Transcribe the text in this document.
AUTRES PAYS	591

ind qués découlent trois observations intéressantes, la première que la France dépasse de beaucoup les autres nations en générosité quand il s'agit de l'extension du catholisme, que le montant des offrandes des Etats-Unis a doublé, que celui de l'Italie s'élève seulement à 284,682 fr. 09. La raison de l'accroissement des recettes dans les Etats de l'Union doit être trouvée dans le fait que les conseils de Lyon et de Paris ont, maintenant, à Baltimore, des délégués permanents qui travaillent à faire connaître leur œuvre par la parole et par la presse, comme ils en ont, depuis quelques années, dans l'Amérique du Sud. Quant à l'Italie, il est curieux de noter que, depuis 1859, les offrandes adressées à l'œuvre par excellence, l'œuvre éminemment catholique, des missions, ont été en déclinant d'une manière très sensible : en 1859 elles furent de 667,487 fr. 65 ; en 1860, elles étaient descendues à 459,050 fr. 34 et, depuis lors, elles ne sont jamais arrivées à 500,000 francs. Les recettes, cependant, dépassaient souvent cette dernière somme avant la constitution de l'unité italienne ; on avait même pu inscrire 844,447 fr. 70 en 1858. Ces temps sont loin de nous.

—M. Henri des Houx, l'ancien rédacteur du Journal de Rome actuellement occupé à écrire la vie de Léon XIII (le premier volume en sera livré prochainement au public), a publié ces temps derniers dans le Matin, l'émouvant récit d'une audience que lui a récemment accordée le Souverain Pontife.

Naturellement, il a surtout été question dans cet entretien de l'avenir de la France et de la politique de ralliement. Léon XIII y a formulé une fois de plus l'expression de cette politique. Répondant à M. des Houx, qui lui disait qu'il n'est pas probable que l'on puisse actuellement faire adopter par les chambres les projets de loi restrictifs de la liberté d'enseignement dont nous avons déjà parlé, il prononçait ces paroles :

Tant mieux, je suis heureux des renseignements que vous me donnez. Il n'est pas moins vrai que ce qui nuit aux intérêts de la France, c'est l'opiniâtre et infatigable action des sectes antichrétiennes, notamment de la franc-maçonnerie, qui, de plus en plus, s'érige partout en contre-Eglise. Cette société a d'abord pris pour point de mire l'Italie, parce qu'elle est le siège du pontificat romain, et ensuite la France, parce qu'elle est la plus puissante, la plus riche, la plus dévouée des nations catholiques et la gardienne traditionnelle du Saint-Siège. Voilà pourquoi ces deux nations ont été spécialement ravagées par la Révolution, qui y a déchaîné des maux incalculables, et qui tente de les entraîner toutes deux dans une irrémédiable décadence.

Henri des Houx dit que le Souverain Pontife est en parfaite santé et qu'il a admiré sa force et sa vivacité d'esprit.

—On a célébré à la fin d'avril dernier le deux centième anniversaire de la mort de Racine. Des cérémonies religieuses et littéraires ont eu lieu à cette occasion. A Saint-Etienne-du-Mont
...
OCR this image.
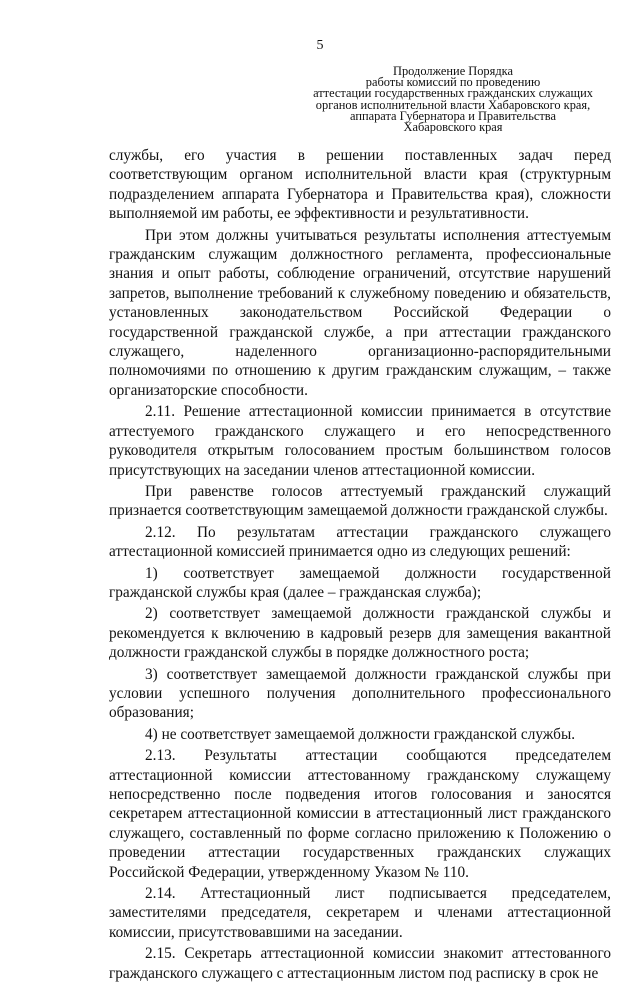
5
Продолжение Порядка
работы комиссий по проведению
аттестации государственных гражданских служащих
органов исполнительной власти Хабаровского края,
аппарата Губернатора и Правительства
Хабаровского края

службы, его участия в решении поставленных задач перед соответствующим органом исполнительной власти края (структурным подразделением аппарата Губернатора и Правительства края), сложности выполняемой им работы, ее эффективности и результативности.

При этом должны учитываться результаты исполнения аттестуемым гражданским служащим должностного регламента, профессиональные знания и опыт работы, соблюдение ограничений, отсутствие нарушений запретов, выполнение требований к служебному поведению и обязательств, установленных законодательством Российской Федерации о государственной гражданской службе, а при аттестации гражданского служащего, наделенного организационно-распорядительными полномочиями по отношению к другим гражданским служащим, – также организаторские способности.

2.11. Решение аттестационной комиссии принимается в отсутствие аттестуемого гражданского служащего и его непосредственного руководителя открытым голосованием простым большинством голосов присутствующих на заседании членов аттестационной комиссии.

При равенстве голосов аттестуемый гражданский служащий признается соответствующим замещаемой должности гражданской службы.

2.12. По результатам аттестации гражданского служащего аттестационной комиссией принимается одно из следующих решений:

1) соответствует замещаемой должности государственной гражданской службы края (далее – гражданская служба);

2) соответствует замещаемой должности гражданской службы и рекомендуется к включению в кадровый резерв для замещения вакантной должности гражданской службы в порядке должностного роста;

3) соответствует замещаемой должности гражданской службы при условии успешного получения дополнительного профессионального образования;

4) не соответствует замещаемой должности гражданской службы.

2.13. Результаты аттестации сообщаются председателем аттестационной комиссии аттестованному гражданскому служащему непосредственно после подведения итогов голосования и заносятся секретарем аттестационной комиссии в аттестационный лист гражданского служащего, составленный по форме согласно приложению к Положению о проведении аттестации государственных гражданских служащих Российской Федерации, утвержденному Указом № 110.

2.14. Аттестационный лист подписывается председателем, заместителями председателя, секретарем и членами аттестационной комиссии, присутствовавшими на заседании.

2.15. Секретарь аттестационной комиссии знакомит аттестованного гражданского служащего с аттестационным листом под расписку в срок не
...
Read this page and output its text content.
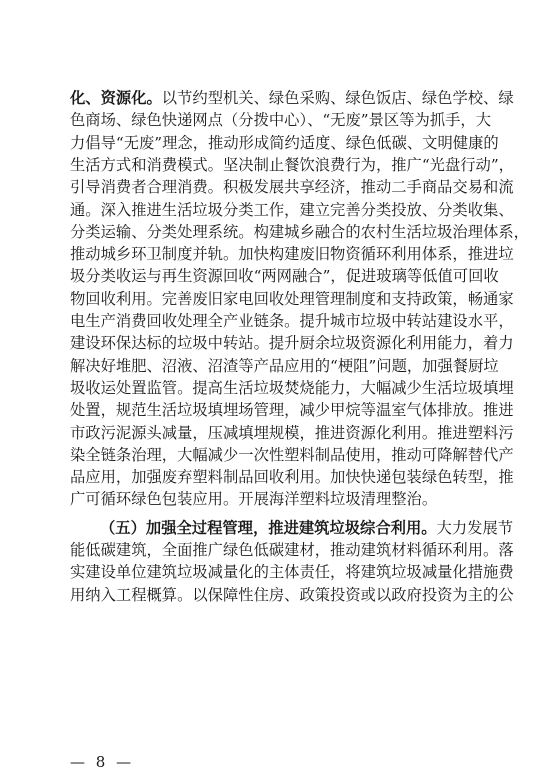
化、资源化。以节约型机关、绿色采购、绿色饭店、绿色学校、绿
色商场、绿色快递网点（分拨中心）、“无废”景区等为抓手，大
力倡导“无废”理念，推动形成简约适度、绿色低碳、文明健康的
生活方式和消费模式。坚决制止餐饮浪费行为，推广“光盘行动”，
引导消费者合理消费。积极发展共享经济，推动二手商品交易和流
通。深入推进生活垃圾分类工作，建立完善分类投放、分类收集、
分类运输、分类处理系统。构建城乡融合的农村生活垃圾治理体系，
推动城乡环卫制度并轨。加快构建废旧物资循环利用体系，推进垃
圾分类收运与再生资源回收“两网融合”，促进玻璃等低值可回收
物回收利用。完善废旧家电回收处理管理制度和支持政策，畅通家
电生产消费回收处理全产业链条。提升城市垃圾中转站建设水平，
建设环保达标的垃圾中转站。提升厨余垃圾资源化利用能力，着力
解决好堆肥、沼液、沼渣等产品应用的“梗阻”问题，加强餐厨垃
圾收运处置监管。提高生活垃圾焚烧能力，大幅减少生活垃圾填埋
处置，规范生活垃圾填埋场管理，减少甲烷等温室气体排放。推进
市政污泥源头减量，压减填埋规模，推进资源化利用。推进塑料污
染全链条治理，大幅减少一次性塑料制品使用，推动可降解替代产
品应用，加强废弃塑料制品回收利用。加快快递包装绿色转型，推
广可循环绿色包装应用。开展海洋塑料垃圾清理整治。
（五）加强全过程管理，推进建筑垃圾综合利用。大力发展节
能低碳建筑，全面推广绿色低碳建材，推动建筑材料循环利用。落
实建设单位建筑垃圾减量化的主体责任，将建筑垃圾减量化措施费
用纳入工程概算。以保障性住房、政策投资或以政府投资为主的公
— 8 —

- Directions for this task: Sift through the entries and copy every line with "Saint".

- Output of the exercise:
Tant mieux, je suis heureux des renseignements que vous me donnez. Il n'est pas moins vrai que ce qui nuit aux intérêts de la France, c'est l'opiniâtre et infatigable action des sectes antichrétiennes, notamment de la franc-maçonnerie, qui, de plus en plus, s'érige partout en contre-Eglise. Cette société a d'abord pris pour point de mire l'Italie, parce qu'elle est le siège du pontificat romain, et ensuite la France, parce qu'elle est la plus puissante, la plus riche, la plus dévouée des nations catholiques et la gardienne traditionnelle du Saint-Siège. Voilà pourquoi ces deux nations ont été spécialement ravagées par la Révolution, qui y a déchaîné des maux incalculables, et qui tente de les entraîner toutes deux dans une irrémédiable décadence.
—On a célébré à la fin d'avril dernier le deux centième anniversaire de la mort de Racine. Des cérémonies religieuses et littéraires ont eu lieu à cette occasion. A Saint-Etienne-du-Mont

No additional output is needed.